Exercise details: Scan the records below. List lines holding "this".

— start Data section —

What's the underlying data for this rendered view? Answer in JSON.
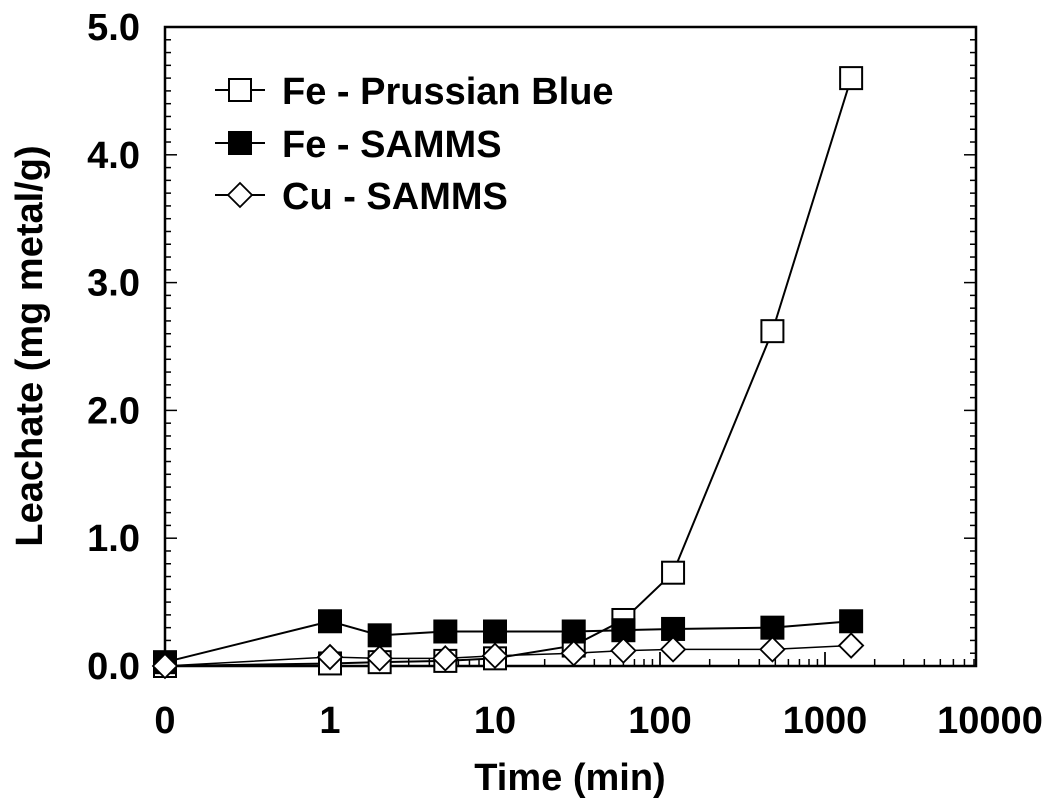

— end Data section —
— start Data section —

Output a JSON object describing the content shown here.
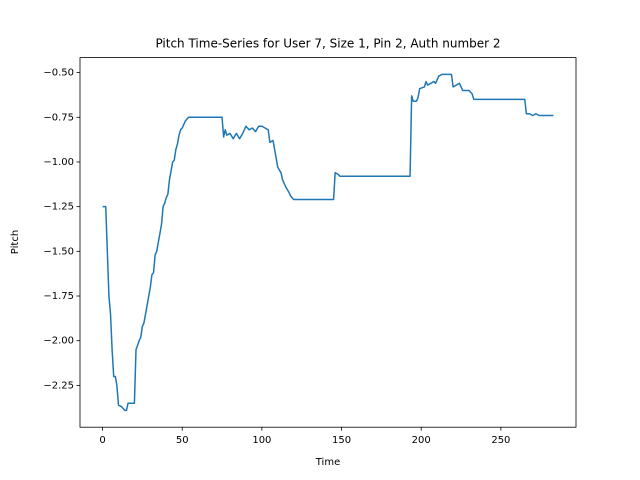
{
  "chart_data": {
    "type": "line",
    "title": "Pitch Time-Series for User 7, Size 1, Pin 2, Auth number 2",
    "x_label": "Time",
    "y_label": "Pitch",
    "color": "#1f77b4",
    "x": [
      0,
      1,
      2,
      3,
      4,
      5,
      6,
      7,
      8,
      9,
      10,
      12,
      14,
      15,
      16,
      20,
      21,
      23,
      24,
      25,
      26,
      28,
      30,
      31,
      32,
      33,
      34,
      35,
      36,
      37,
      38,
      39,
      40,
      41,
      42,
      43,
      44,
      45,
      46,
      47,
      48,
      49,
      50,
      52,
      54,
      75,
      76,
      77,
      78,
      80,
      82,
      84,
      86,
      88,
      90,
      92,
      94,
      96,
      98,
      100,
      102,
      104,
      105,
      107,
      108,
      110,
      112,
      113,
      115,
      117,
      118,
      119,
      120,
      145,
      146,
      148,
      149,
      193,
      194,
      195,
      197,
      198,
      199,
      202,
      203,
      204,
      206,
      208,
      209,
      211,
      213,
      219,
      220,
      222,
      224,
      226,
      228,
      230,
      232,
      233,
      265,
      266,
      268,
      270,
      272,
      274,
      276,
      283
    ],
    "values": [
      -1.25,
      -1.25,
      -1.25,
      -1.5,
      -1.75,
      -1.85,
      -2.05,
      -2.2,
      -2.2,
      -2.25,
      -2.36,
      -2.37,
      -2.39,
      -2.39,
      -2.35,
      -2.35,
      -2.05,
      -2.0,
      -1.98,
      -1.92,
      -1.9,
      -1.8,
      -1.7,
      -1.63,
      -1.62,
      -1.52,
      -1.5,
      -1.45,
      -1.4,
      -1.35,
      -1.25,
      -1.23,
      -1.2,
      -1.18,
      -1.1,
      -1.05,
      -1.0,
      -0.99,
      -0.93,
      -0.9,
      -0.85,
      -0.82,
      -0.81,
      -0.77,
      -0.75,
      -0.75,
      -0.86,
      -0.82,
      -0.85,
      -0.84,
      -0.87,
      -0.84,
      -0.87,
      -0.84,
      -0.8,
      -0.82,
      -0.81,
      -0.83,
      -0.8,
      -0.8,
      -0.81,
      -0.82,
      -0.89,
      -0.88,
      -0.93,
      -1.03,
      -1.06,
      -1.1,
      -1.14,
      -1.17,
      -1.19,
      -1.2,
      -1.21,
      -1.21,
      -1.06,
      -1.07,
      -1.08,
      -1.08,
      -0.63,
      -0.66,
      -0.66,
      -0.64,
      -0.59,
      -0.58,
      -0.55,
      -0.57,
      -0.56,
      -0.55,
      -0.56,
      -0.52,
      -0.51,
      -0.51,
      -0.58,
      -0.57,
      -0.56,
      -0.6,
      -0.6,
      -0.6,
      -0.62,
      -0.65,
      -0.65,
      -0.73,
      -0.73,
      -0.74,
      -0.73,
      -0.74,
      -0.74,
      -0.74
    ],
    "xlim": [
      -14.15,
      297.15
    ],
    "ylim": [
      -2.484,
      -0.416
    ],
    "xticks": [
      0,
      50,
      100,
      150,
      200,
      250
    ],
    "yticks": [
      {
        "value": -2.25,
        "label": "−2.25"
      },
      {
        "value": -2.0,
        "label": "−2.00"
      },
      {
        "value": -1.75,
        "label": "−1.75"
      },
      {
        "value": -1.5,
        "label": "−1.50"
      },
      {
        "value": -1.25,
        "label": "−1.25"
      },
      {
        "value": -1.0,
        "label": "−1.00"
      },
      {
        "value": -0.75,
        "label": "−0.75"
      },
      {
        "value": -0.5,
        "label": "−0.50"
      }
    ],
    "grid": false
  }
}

— end Data section —
— start Data section —

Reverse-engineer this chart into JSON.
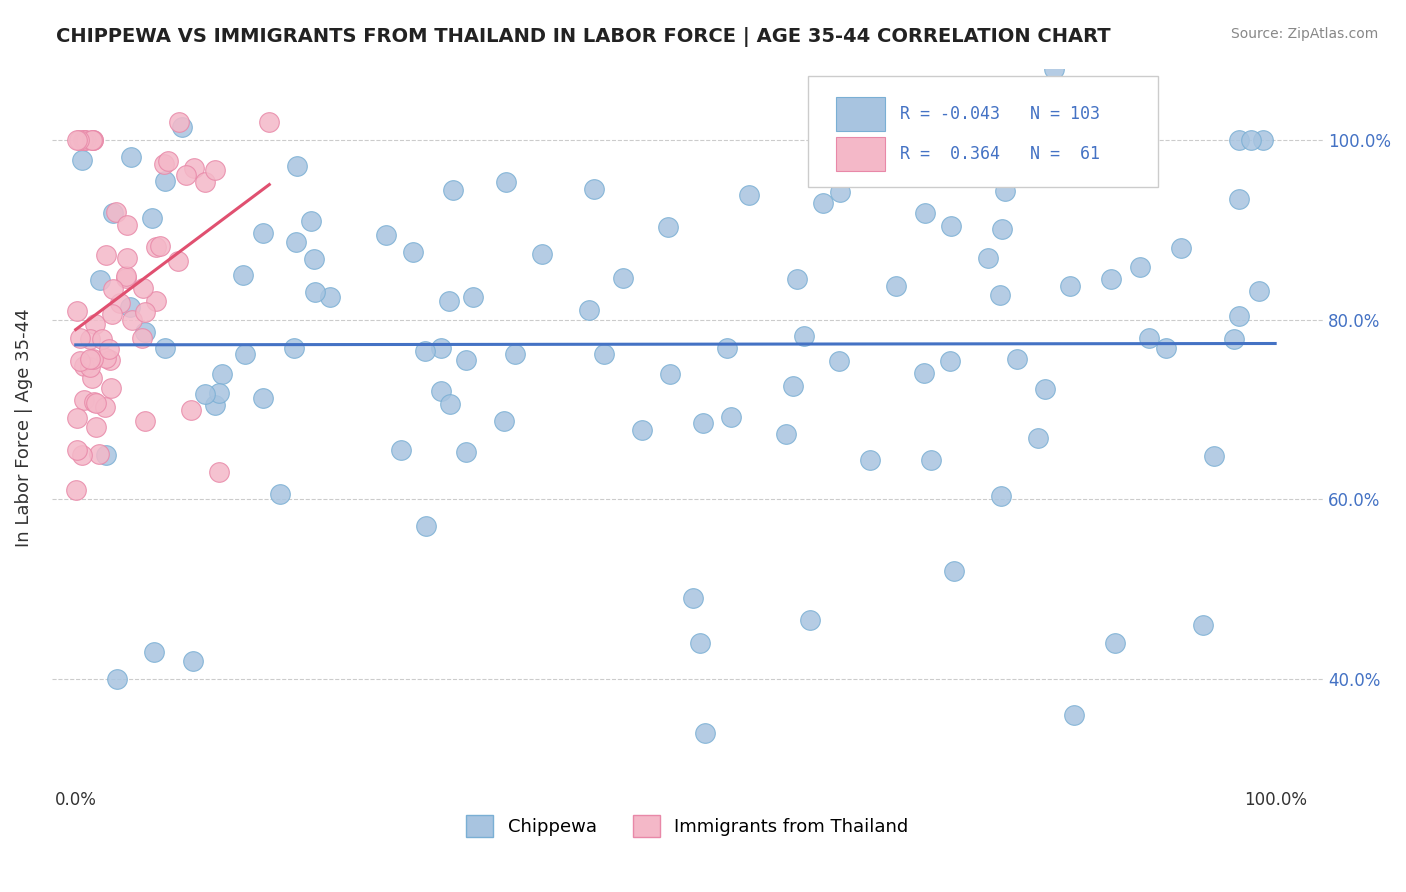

— end Data section —

Solved exercise:
What's the underlying data for this rendered view? Answer in JSON.
Reverse-engineer this chart into JSON.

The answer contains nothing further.